TASK TO CARRY OUT:
The required answer is a copy of each line in the entries below that includes "Einbeziehung".

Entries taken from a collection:
------------------------
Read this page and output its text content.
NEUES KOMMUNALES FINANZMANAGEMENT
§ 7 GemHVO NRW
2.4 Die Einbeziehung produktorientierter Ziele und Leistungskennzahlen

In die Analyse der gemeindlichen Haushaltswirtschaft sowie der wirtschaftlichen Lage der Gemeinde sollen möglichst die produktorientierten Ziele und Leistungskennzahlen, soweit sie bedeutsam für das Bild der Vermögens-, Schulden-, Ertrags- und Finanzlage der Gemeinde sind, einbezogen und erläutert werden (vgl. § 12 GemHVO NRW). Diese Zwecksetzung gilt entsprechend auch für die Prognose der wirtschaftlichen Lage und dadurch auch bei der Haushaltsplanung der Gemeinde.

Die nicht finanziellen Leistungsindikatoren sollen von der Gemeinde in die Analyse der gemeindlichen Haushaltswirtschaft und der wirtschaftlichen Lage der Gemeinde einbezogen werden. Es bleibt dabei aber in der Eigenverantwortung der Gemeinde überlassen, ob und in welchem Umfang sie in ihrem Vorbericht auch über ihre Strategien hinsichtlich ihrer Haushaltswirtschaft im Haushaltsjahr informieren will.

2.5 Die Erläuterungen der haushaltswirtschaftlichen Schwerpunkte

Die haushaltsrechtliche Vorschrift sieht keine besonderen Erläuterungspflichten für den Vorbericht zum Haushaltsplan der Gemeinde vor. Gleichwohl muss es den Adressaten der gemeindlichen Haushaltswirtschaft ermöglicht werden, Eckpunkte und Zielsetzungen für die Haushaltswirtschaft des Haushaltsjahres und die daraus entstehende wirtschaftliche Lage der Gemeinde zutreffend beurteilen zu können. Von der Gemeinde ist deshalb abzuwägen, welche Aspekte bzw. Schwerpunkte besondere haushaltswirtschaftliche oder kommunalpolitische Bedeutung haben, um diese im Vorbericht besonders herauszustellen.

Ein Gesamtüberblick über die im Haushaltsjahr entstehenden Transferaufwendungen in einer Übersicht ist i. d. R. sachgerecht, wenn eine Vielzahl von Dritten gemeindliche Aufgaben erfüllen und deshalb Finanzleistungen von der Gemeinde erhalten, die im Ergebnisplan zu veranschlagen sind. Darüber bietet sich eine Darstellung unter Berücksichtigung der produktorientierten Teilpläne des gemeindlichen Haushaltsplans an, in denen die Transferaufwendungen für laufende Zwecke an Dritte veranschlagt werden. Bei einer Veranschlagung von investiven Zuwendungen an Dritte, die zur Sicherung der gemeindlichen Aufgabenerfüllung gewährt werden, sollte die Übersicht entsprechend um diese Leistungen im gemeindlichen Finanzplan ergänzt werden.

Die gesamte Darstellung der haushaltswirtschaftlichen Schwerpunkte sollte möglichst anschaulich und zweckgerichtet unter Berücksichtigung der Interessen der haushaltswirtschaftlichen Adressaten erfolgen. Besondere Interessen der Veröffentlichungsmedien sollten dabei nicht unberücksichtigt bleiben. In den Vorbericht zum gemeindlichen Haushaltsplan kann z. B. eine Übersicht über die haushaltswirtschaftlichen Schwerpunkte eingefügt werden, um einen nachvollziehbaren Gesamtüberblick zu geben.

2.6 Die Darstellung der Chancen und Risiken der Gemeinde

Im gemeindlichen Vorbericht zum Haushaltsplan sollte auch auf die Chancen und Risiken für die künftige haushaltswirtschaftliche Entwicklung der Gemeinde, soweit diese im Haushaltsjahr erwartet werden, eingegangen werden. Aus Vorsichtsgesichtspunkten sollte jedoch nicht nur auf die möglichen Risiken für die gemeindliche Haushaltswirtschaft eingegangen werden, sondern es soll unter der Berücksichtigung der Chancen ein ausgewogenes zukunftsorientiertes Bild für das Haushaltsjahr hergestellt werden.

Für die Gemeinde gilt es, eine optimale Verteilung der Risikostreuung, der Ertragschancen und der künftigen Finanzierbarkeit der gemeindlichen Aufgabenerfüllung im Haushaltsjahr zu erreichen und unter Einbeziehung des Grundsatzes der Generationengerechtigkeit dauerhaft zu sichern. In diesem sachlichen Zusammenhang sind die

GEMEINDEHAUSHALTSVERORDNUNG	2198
------------------------
TASK RESPONSE:
2.4 Die Einbeziehung produktorientierter Ziele und Leistungskennzahlen
Für die Gemeinde gilt es, eine optimale Verteilung der Risikostreuung, der Ertragschancen und der künftigen Finanzierbarkeit der gemeindlichen Aufgabenerfüllung im Haushaltsjahr zu erreichen und unter Einbeziehung des Grundsatzes der Generationengerechtigkeit dauerhaft zu sichern. In diesem sachlichen Zusammenhang sind die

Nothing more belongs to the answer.